* Description of the task
Give the data below again exactly as it stands. Omit the pictures.

* The input

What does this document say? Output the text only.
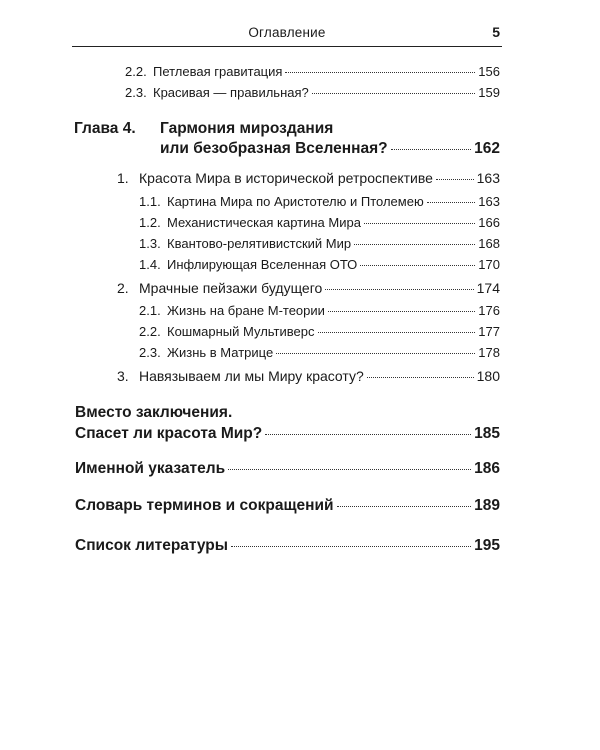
Оглавление	5
2.2. Петлевая гравитация	156
2.3. Красивая — правильная?	159
Глава 4. Гармония мироздания
или безобразная Вселенная?	162
1. Красота Мира в исторической ретроспективе	163
1.1. Картина Мира по Аристотелю и Птолемею	163
1.2. Механистическая картина Мира	166
1.3. Квантово-релятивистский Мир	168
1.4. Инфлирующая Вселенная ОТО	170
2. Мрачные пейзажи будущего	174
2.1. Жизнь на бране М-теории	176
2.2. Кошмарный Мультиверс	177
2.3. Жизнь в Матрице	178
3. Навязываем ли мы Миру красоту?	180
Вместо заключения.
Спасет ли красота Мир?	185
Именной указатель	186
Словарь терминов и сокращений	189
Список литературы	195
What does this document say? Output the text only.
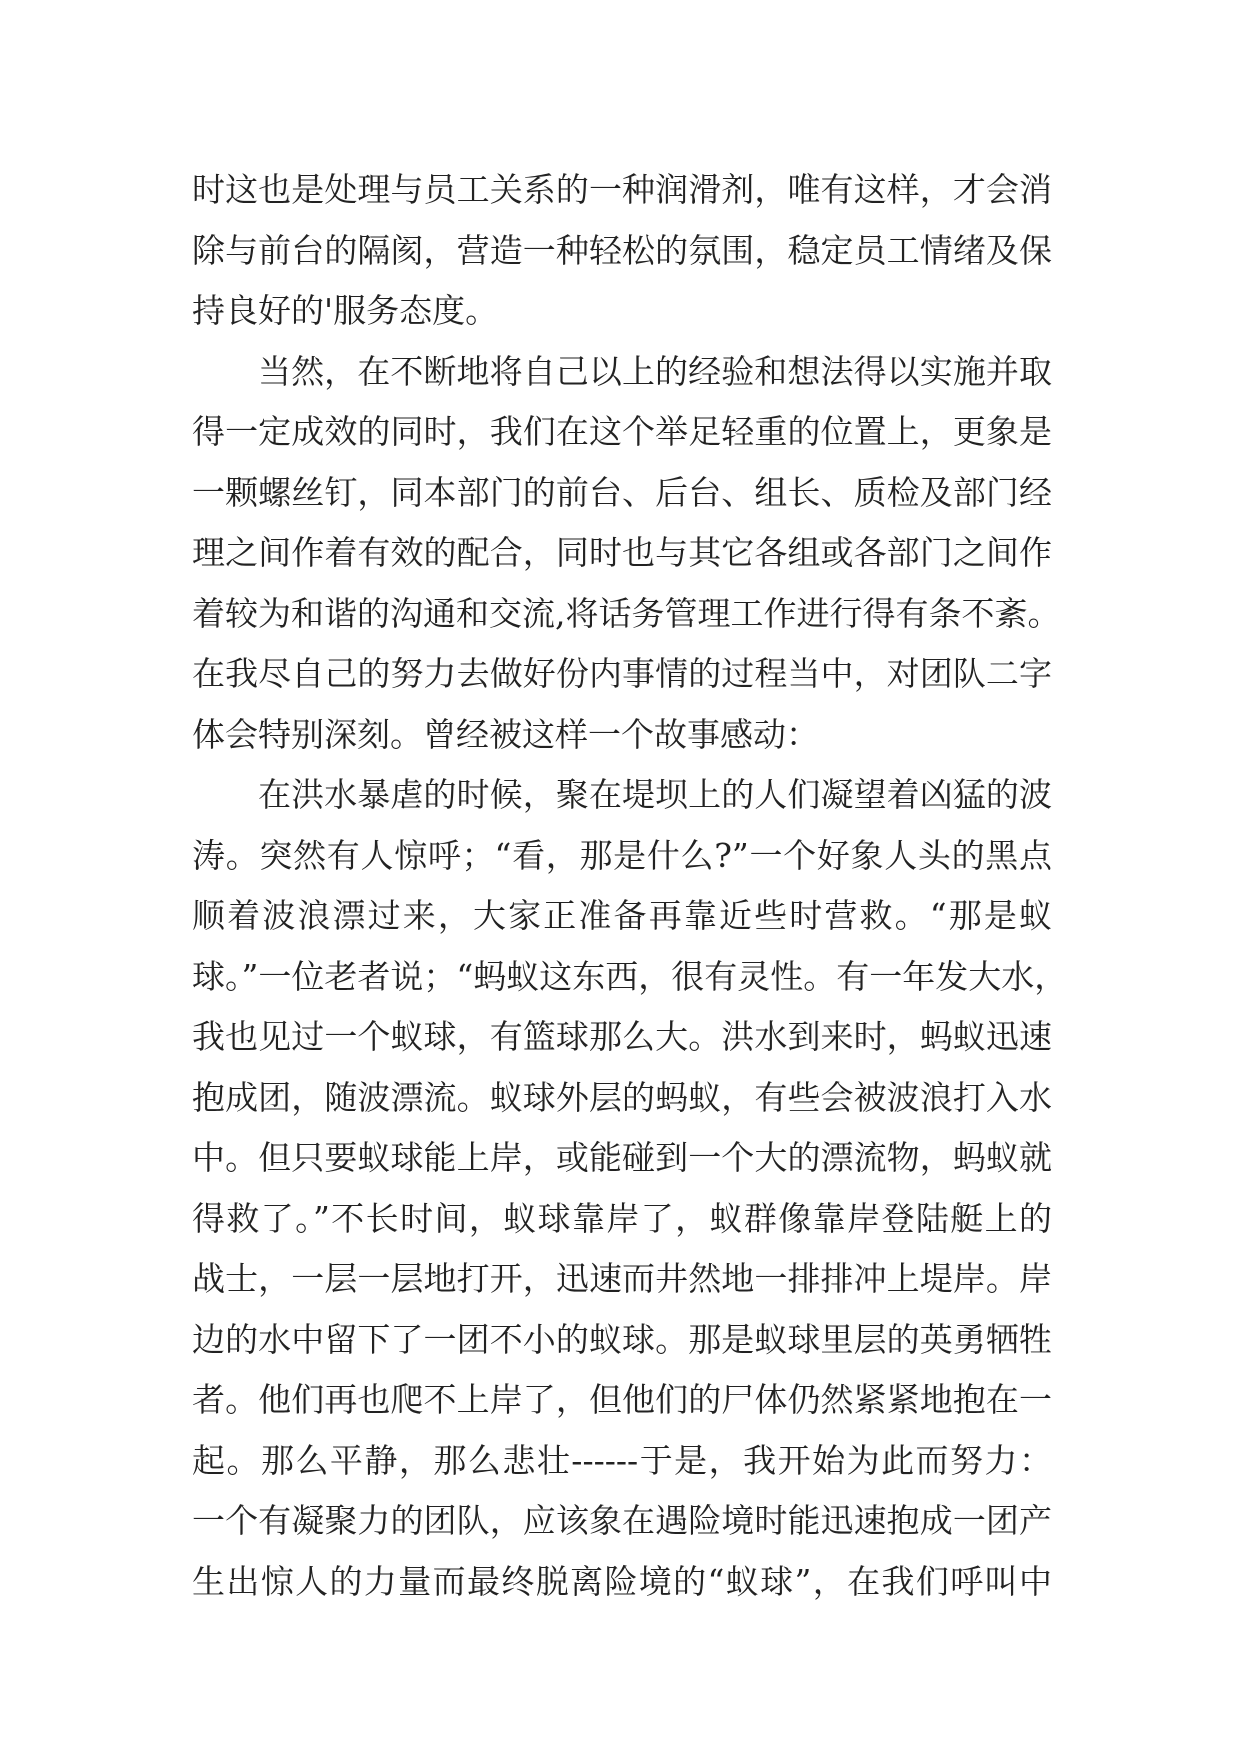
时这也是处理与员工关系的一种润滑剂，唯有这样，才会消
除与前台的隔阂，营造一种轻松的氛围，稳定员工情绪及保
持良好的'服务态度。
当然，在不断地将自己以上的经验和想法得以实施并取
得一定成效的同时，我们在这个举足轻重的位置上，更象是
一颗螺丝钉，同本部门的前台、后台、组长、质检及部门经
理之间作着有效的配合，同时也与其它各组或各部门之间作
着较为和谐的沟通和交流,将话务管理工作进行得有条不紊。
在我尽自己的努力去做好份内事情的过程当中，对团队二字
体会特别深刻。曾经被这样一个故事感动：
在洪水暴虐的时候，聚在堤坝上的人们凝望着凶猛的波
涛。突然有人惊呼；“看，那是什么?”一个好象人头的黑点
顺着波浪漂过来，大家正准备再靠近些时营救。“那是蚁
球。”一位老者说；“蚂蚁这东西，很有灵性。有一年发大水，
我也见过一个蚁球，有篮球那么大。洪水到来时，蚂蚁迅速
抱成团，随波漂流。蚁球外层的蚂蚁，有些会被波浪打入水
中。但只要蚁球能上岸，或能碰到一个大的漂流物，蚂蚁就
得救了。”不长时间，蚁球靠岸了，蚁群像靠岸登陆艇上的
战士，一层一层地打开，迅速而井然地一排排冲上堤岸。岸
边的水中留下了一团不小的蚁球。那是蚁球里层的英勇牺牲
者。他们再也爬不上岸了，但他们的尸体仍然紧紧地抱在一
起。那么平静，那么悲壮------于是，我开始为此而努力：
一个有凝聚力的团队，应该象在遇险境时能迅速抱成一团产
生出惊人的力量而最终脱离险境的“蚁球”，在我们呼叫中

* Answer in full
What does this document say? Output the text only.
Оглавление	5
2.2. Петлевая гравитация	156
2.3. Красивая — правильная?	159
Глава 4. Гармония мироздания
или безобразная Вселенная?	162
1. Красота Мира в исторической ретроспективе	163
1.1. Картина Мира по Аристотелю и Птолемею	163
1.2. Механистическая картина Мира	166
1.3. Квантово-релятивистский Мир	168
1.4. Инфлирующая Вселенная ОТО	170
2. Мрачные пейзажи будущего	174
2.1. Жизнь на бране М-теории	176
2.2. Кошмарный Мультиверс	177
2.3. Жизнь в Матрице	178
3. Навязываем ли мы Миру красоту?	180
Вместо заключения.
Спасет ли красота Мир?	185
Именной указатель	186
Словарь терминов и сокращений	189
Список литературы	195
What does this document say? Output the text only.
时这也是处理与员工关系的一种润滑剂，唯有这样，才会消
除与前台的隔阂，营造一种轻松的氛围，稳定员工情绪及保
持良好的'服务态度。
当然，在不断地将自己以上的经验和想法得以实施并取
得一定成效的同时，我们在这个举足轻重的位置上，更象是
一颗螺丝钉，同本部门的前台、后台、组长、质检及部门经
理之间作着有效的配合，同时也与其它各组或各部门之间作
着较为和谐的沟通和交流,将话务管理工作进行得有条不紊。
在我尽自己的努力去做好份内事情的过程当中，对团队二字
体会特别深刻。曾经被这样一个故事感动：
在洪水暴虐的时候，聚在堤坝上的人们凝望着凶猛的波
涛。突然有人惊呼；“看，那是什么?”一个好象人头的黑点
顺着波浪漂过来，大家正准备再靠近些时营救。“那是蚁
球。”一位老者说；“蚂蚁这东西，很有灵性。有一年发大水，
我也见过一个蚁球，有篮球那么大。洪水到来时，蚂蚁迅速
抱成团，随波漂流。蚁球外层的蚂蚁，有些会被波浪打入水
中。但只要蚁球能上岸，或能碰到一个大的漂流物，蚂蚁就
得救了。”不长时间，蚁球靠岸了，蚁群像靠岸登陆艇上的
战士，一层一层地打开，迅速而井然地一排排冲上堤岸。岸
边的水中留下了一团不小的蚁球。那是蚁球里层的英勇牺牲
者。他们再也爬不上岸了，但他们的尸体仍然紧紧地抱在一
起。那么平静，那么悲壮------于是，我开始为此而努力：
一个有凝聚力的团队，应该象在遇险境时能迅速抱成一团产
生出惊人的力量而最终脱离险境的“蚁球”，在我们呼叫中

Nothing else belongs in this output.